▶ **Aim**:
Below is a block of records; return all of them exactly, but without the images.

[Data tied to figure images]
--*--
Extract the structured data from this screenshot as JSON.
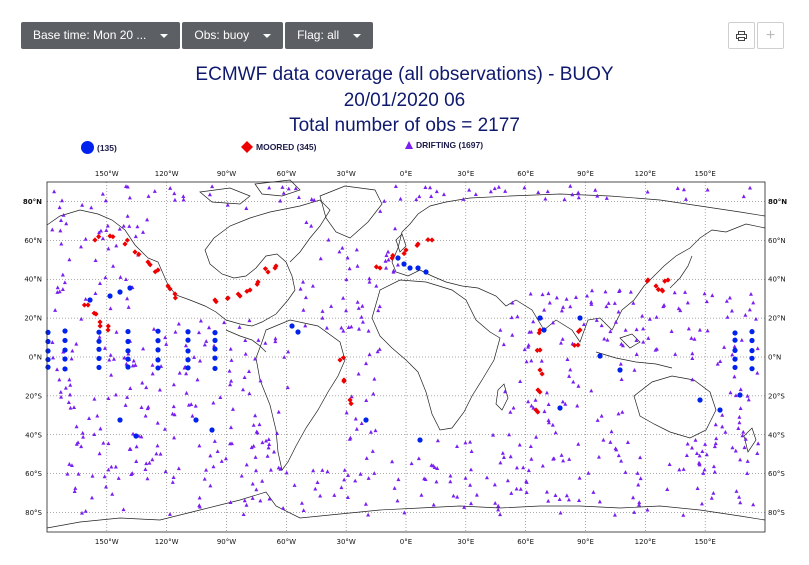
{
  "toolbar": {
    "base_time": "Base time: Mon 20 ...",
    "obs": "Obs: buoy",
    "flag": "Flag: all"
  },
  "icons": {
    "print": "print-icon",
    "plus": "plus-icon"
  },
  "title": {
    "line1": "ECMWF data coverage (all observations) - BUOY",
    "line2": "20/01/2020 06",
    "line3": "Total number of obs = 2177"
  },
  "legend": [
    {
      "label": "(135)",
      "color": "#0022ee",
      "shape": "circle"
    },
    {
      "label": "MOORED (345)",
      "color": "#ee0000",
      "shape": "diamond"
    },
    {
      "label": "DRIFTING (1697)",
      "color": "#7a1ff0",
      "shape": "triangle"
    }
  ],
  "map": {
    "lon_labels": [
      "150°W",
      "120°W",
      "90°W",
      "60°W",
      "30°W",
      "0°E",
      "30°E",
      "60°E",
      "90°E",
      "120°E",
      "150°E"
    ],
    "lat_labels": [
      "80°N",
      "60°N",
      "40°N",
      "20°N",
      "0°N",
      "20°S",
      "40°S",
      "60°S",
      "80°S"
    ],
    "lon_values": [
      -150,
      -120,
      -90,
      -60,
      -30,
      0,
      30,
      60,
      90,
      120,
      150
    ],
    "lat_values": [
      80,
      60,
      40,
      20,
      0,
      -20,
      -40,
      -60,
      -80
    ],
    "lon_range": [
      -180,
      180
    ],
    "lat_range": [
      -90,
      90
    ],
    "grid": "dotted"
  }
}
--*--
▶ **Result of the task**:
Extract the structured data from this screenshot as JSON.
{
  "toolbar": {
    "base_time": "Base time: Mon 20 ...",
    "obs": "Obs: buoy",
    "flag": "Flag: all"
  },
  "icons": {
    "print": "print-icon",
    "plus": "plus-icon"
  },
  "title": {
    "line1": "ECMWF data coverage (all observations) - BUOY",
    "line2": "20/01/2020 06",
    "line3": "Total number of obs = 2177"
  },
  "legend": [
    {
      "label": "(135)",
      "color": "#0022ee",
      "shape": "circle"
    },
    {
      "label": "MOORED (345)",
      "color": "#ee0000",
      "shape": "diamond"
    },
    {
      "label": "DRIFTING (1697)",
      "color": "#7a1ff0",
      "shape": "triangle"
    }
  ],
  "map": {
    "lon_labels": [
      "150°W",
      "120°W",
      "90°W",
      "60°W",
      "30°W",
      "0°E",
      "30°E",
      "60°E",
      "90°E",
      "120°E",
      "150°E"
    ],
    "lat_labels": [
      "80°N",
      "60°N",
      "40°N",
      "20°N",
      "0°N",
      "20°S",
      "40°S",
      "60°S",
      "80°S"
    ],
    "lon_values": [
      -150,
      -120,
      -90,
      -60,
      -30,
      0,
      30,
      60,
      90,
      120,
      150
    ],
    "lat_values": [
      80,
      60,
      40,
      20,
      0,
      -20,
      -40,
      -60,
      -80
    ],
    "lon_range": [
      -180,
      180
    ],
    "lat_range": [
      -90,
      90
    ],
    "grid": "dotted"
  }
}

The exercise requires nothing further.